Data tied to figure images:
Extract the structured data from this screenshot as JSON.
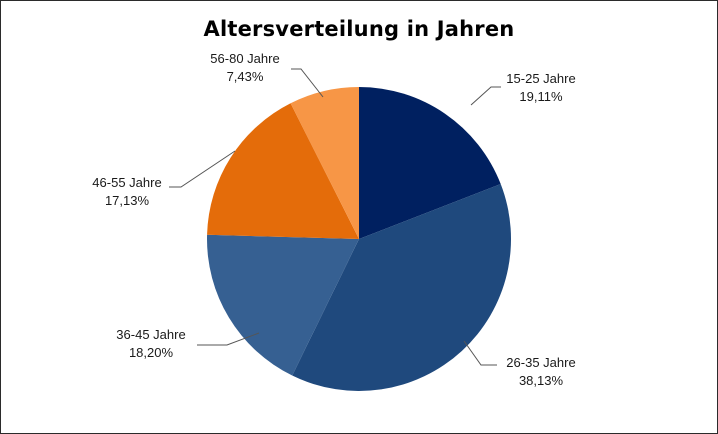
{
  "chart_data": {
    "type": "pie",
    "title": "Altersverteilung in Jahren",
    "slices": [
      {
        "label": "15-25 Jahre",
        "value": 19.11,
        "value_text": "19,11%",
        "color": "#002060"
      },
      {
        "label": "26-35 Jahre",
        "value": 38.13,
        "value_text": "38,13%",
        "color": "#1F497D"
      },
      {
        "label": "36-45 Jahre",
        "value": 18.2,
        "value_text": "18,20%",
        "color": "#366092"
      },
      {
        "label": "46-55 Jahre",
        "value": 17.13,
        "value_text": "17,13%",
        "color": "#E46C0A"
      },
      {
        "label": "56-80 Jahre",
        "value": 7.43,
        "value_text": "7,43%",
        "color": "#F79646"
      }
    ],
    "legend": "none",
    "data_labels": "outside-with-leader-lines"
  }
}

• [Description of the task] Go through the entries above and print each one exactly, minus the pictures.

• [Solution below]
Extract the structured data from this screenshot as JSON.
{
  "chart_data": {
    "type": "pie",
    "title": "Altersverteilung in Jahren",
    "slices": [
      {
        "label": "15-25 Jahre",
        "value": 19.11,
        "value_text": "19,11%",
        "color": "#002060"
      },
      {
        "label": "26-35 Jahre",
        "value": 38.13,
        "value_text": "38,13%",
        "color": "#1F497D"
      },
      {
        "label": "36-45 Jahre",
        "value": 18.2,
        "value_text": "18,20%",
        "color": "#366092"
      },
      {
        "label": "46-55 Jahre",
        "value": 17.13,
        "value_text": "17,13%",
        "color": "#E46C0A"
      },
      {
        "label": "56-80 Jahre",
        "value": 7.43,
        "value_text": "7,43%",
        "color": "#F79646"
      }
    ],
    "legend": "none",
    "data_labels": "outside-with-leader-lines"
  }
}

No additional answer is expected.